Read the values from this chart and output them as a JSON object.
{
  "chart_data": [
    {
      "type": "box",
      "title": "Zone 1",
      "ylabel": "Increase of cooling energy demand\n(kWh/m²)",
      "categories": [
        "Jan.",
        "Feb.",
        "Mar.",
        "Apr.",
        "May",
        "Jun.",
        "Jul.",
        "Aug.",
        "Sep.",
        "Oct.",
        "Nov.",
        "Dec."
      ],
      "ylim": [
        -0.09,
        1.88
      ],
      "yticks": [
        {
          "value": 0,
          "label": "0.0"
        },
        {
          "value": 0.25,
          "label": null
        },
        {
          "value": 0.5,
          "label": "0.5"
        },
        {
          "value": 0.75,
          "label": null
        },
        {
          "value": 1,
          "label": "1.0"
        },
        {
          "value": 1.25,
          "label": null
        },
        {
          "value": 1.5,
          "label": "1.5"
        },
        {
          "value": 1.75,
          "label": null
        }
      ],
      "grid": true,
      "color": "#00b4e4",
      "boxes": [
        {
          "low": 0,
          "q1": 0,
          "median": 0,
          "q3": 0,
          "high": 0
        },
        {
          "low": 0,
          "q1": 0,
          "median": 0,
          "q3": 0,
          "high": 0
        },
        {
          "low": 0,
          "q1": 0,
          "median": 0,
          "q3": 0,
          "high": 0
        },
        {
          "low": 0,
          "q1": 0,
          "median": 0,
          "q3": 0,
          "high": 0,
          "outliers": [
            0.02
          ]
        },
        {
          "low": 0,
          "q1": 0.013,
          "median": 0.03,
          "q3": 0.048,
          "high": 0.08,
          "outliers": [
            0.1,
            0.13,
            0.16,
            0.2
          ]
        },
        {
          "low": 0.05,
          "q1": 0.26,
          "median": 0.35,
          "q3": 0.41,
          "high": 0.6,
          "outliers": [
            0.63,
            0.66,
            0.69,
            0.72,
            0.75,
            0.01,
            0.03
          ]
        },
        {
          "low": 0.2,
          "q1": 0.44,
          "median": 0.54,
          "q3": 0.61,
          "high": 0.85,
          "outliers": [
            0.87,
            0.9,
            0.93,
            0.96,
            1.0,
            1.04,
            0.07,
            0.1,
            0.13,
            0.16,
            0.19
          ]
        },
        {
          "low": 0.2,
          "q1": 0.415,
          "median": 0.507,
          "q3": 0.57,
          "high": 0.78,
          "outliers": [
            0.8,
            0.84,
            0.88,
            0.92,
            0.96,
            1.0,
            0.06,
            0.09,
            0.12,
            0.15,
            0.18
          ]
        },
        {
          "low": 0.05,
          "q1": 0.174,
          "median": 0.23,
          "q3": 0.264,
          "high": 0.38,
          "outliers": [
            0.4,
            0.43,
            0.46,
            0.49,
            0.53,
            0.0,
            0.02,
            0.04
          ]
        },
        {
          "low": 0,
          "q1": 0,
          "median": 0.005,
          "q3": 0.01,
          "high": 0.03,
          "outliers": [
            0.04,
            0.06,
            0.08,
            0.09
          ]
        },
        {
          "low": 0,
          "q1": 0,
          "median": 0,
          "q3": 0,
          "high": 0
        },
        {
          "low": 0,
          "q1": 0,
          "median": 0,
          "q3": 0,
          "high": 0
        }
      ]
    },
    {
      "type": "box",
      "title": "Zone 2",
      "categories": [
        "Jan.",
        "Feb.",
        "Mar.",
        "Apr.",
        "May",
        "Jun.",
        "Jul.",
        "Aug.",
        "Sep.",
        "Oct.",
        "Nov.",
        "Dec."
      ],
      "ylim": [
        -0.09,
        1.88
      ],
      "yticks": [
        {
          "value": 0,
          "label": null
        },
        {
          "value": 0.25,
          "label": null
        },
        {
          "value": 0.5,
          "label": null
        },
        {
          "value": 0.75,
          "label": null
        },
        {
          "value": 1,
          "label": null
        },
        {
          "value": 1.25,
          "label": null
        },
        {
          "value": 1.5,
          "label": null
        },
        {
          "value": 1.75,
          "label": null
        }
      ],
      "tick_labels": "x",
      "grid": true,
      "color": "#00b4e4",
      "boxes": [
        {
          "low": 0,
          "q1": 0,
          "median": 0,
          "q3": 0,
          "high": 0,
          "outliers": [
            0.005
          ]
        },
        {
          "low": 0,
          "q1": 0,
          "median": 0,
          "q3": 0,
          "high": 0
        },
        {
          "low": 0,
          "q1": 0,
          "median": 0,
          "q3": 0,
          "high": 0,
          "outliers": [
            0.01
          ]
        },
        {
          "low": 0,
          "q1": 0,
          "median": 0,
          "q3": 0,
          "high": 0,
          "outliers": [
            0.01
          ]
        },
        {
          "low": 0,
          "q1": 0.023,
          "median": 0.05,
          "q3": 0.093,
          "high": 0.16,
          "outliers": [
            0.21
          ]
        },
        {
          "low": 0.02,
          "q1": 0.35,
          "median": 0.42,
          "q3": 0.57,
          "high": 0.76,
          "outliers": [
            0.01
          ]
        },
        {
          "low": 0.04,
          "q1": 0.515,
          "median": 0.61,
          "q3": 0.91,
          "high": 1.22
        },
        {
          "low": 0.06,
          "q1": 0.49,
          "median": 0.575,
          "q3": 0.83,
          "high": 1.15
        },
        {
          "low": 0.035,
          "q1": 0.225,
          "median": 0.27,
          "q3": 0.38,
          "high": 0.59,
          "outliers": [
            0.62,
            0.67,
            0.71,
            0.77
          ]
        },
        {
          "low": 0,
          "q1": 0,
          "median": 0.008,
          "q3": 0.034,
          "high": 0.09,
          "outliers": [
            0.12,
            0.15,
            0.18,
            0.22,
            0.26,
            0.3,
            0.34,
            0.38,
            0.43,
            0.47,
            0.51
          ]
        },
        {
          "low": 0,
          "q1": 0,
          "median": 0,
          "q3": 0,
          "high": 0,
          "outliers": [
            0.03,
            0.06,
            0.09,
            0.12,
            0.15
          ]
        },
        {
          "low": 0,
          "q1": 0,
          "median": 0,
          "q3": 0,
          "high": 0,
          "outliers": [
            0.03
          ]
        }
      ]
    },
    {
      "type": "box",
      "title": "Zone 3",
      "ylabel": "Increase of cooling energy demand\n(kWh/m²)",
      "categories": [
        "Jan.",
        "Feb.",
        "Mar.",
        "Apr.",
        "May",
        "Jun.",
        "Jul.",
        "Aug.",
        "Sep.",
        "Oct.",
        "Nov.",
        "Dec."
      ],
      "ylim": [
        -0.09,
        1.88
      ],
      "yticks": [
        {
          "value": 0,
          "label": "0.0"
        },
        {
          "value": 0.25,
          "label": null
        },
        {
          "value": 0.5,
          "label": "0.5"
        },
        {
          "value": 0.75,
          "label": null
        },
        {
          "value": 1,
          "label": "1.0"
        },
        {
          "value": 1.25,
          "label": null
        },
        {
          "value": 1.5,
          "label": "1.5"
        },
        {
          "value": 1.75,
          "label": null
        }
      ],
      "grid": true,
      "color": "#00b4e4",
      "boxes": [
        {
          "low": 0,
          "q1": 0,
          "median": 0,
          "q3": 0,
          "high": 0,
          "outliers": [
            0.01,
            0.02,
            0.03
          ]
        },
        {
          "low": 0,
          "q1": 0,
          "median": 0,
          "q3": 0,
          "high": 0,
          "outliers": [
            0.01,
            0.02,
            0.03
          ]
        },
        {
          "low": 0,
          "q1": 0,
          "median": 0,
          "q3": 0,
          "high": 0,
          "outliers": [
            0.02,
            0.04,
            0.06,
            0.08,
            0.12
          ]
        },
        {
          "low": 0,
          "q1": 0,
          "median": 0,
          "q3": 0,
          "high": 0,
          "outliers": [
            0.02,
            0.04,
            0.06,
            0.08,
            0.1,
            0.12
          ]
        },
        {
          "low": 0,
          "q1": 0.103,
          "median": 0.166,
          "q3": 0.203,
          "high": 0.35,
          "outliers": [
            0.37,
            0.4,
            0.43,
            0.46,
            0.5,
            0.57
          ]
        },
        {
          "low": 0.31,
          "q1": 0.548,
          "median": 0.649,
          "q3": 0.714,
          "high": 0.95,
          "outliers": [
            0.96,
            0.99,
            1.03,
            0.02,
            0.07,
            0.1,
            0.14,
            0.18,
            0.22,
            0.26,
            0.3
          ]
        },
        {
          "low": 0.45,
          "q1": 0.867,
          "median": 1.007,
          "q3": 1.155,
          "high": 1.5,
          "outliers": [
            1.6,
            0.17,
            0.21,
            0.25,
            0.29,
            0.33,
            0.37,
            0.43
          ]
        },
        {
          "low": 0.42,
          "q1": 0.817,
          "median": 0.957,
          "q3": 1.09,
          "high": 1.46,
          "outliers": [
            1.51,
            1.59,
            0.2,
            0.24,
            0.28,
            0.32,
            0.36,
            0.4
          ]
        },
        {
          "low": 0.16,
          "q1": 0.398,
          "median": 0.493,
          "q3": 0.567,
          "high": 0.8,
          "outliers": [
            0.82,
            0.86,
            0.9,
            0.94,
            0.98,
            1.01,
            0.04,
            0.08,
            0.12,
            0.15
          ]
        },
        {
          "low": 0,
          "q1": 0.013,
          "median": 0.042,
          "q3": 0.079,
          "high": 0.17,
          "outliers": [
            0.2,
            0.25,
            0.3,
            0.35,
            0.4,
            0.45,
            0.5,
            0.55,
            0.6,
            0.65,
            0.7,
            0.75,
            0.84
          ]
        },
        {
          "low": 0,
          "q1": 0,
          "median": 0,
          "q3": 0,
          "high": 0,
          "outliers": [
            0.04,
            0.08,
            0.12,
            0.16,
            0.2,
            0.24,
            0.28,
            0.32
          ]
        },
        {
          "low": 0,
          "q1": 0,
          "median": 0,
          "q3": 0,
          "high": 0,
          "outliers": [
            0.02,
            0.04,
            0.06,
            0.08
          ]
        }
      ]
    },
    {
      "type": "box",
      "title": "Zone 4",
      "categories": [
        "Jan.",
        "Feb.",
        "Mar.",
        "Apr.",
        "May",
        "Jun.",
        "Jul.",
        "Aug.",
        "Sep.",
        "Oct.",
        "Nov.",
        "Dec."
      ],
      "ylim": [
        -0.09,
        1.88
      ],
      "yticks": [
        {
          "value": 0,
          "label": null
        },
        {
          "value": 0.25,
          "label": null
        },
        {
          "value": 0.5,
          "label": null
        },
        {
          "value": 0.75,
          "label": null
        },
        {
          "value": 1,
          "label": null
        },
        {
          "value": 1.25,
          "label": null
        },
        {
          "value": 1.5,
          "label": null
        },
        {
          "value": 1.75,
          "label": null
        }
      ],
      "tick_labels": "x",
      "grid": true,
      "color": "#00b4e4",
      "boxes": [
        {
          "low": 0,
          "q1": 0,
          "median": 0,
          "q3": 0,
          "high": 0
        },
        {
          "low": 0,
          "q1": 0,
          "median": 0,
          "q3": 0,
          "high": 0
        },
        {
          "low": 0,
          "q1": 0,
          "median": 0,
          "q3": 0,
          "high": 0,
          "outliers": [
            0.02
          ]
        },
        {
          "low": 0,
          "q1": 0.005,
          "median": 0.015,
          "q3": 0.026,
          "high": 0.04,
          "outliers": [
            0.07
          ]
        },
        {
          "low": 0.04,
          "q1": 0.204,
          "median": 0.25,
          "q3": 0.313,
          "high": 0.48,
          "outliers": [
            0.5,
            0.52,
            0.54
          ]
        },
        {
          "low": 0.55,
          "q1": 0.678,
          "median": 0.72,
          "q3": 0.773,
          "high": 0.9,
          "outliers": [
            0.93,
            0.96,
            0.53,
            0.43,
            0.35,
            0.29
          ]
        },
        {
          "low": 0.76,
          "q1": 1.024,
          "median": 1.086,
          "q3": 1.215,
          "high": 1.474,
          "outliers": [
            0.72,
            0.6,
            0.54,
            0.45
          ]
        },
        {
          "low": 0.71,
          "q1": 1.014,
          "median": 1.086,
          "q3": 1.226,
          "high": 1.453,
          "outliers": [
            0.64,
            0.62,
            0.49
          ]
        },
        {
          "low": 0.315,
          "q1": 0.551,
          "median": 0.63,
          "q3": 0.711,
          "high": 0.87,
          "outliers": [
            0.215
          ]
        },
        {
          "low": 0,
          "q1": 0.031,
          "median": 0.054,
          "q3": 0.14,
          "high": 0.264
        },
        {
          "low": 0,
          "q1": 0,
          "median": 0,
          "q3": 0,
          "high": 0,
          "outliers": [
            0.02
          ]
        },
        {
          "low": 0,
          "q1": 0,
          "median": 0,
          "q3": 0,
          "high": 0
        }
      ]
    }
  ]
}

• [What you are asked to do]: In the entries above, find every line with the word "Zone" and list it.

• [Result of the exercise]:
      "title": "Zone 1",
      "title": "Zone 2",
      "title": "Zone 3",
      "title": "Zone 4",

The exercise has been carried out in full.